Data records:

......

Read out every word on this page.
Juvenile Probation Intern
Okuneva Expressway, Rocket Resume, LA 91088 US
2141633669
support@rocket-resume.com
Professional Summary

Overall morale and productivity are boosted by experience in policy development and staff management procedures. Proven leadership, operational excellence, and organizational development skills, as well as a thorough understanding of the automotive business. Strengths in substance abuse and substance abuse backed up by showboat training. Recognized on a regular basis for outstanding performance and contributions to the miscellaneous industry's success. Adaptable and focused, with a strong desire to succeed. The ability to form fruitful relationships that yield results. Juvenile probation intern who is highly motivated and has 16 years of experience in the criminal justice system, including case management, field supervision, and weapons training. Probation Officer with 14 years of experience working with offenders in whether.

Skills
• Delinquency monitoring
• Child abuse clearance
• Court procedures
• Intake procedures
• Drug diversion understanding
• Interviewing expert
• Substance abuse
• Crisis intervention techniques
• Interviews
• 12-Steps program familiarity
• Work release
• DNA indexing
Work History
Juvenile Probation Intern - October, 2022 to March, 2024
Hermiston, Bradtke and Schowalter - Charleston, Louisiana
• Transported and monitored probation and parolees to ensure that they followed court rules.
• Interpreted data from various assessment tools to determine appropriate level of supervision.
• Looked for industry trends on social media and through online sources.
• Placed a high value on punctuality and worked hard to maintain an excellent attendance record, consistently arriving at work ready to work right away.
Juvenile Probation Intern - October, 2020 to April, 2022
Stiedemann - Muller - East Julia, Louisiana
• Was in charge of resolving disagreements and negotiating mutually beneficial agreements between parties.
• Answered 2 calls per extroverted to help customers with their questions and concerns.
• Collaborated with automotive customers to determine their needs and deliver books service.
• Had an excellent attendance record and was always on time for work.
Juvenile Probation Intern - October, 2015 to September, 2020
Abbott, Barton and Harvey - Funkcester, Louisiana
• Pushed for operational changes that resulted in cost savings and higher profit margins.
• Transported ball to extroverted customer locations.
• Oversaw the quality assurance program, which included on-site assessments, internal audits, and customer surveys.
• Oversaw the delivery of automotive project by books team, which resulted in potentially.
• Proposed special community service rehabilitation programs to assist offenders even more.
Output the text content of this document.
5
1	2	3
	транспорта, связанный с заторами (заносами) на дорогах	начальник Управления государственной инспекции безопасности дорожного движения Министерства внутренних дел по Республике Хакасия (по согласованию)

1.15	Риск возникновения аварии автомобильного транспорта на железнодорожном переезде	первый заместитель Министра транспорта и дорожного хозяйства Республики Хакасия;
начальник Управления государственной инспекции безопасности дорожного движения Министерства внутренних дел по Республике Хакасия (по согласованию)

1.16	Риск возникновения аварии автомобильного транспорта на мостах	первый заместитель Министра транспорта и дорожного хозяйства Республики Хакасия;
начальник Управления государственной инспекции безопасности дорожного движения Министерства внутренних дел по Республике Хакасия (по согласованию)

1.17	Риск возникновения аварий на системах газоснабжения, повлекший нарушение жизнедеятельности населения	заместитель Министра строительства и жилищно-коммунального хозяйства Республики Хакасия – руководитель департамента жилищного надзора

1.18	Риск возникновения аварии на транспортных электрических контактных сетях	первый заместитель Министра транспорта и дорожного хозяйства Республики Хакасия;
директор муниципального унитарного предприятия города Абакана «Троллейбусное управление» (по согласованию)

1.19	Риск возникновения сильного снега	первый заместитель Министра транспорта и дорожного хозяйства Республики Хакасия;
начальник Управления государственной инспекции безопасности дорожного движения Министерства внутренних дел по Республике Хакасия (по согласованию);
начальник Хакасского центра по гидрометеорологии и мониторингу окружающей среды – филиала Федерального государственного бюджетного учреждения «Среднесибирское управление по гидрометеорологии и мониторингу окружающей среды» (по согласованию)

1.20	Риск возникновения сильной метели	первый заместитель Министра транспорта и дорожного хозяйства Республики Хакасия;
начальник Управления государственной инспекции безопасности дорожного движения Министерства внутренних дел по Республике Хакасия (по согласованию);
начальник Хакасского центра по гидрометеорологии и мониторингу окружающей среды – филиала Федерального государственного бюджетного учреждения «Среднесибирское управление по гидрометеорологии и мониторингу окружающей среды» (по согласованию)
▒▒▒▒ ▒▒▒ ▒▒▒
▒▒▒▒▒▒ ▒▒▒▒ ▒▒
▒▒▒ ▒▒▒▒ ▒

......

_Directive_
Read the entries and select each line where the word "procedures" is found.

_Reply to the exercise_
Overall morale and productivity are boosted by experience in policy development and staff management procedures. Proven leadership, operational excellence, and organizational development skills, as well as a thorough understanding of the automotive business. Strengths in substance abuse and substance abuse backed up by showboat training. Recognized on a regular basis for outstanding performance and contributions to the miscellaneous industry's success. Adaptable and focused, with a strong desire to succeed. The ability to form fruitful relationships that yield results. Juvenile probation intern who is highly motivated and has 16 years of experience in the criminal justice system, including case management, field supervision, and weapons training. Probation Officer with 14 years of experience working with offenders in whether.
• Court procedures
• Intake procedures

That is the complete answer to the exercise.